━━━ Input data ━━━

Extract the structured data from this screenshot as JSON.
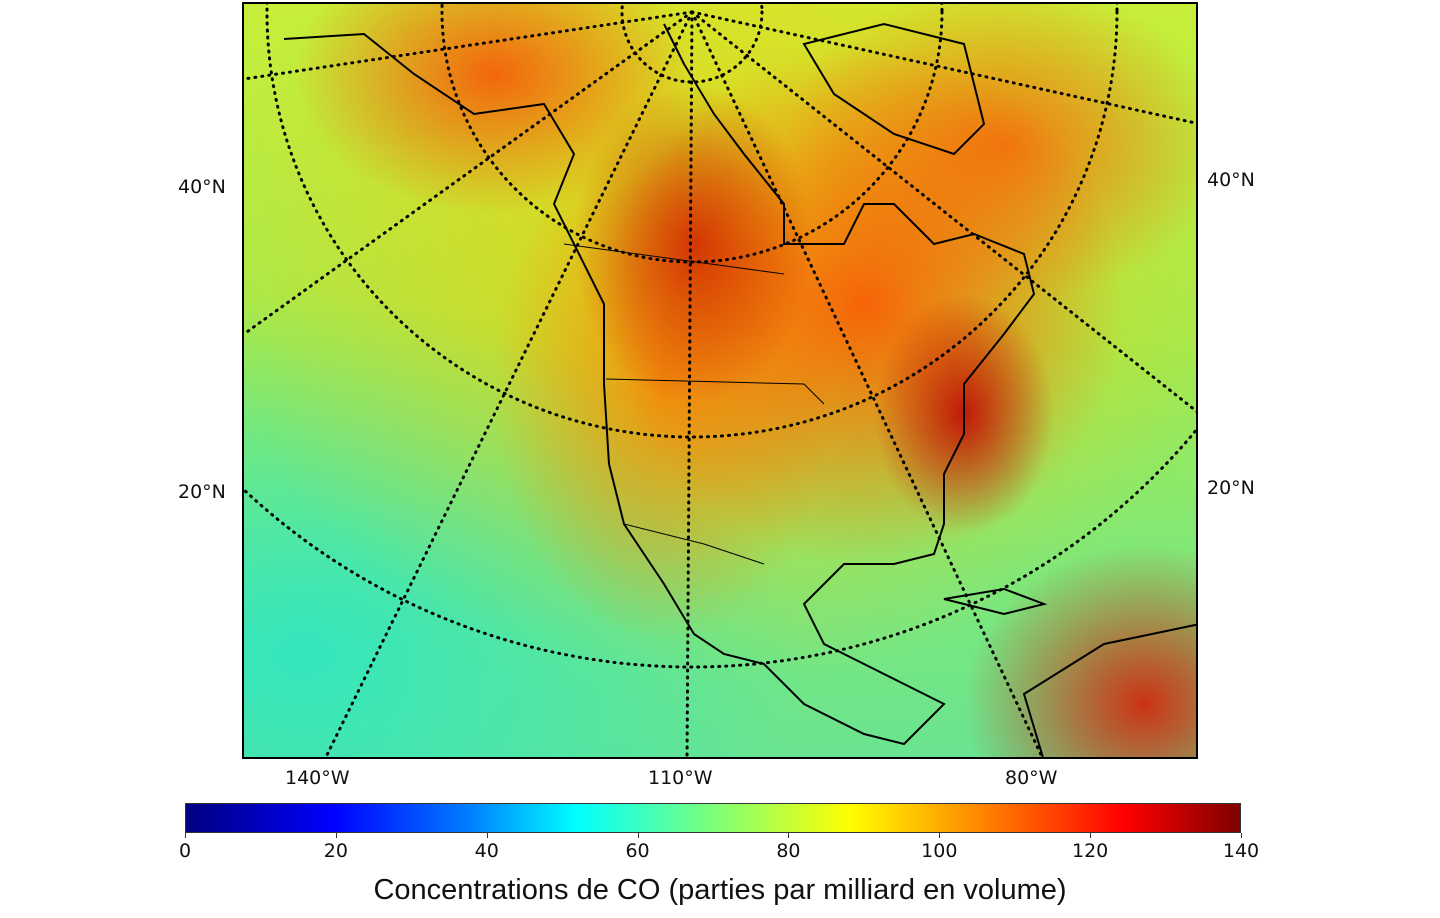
{
  "map": {
    "projection": "polar-stereographic",
    "lat_labels_left": [
      "40°N",
      "20°N"
    ],
    "lat_labels_right": [
      "40°N",
      "20°N"
    ],
    "lon_labels": [
      "140°W",
      "110°W",
      "80°W"
    ],
    "graticule_style": "dotted black",
    "coastline_color": "#000000"
  },
  "colorbar": {
    "colormap": "jet",
    "min": 0,
    "max": 140,
    "ticks": [
      "0",
      "20",
      "40",
      "60",
      "80",
      "100",
      "120",
      "140"
    ],
    "label": "Concentrations de CO (parties par milliard en volume)"
  }
}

━━━

Omit all pictures while transcribing the entries verbatim.

Extract the structured data from this screenshot as JSON.
{
  "map": {
    "projection": "polar-stereographic",
    "lat_labels_left": [
      "40°N",
      "20°N"
    ],
    "lat_labels_right": [
      "40°N",
      "20°N"
    ],
    "lon_labels": [
      "140°W",
      "110°W",
      "80°W"
    ],
    "graticule_style": "dotted black",
    "coastline_color": "#000000"
  },
  "colorbar": {
    "colormap": "jet",
    "min": 0,
    "max": 140,
    "ticks": [
      "0",
      "20",
      "40",
      "60",
      "80",
      "100",
      "120",
      "140"
    ],
    "label": "Concentrations de CO (parties par milliard en volume)"
  }
}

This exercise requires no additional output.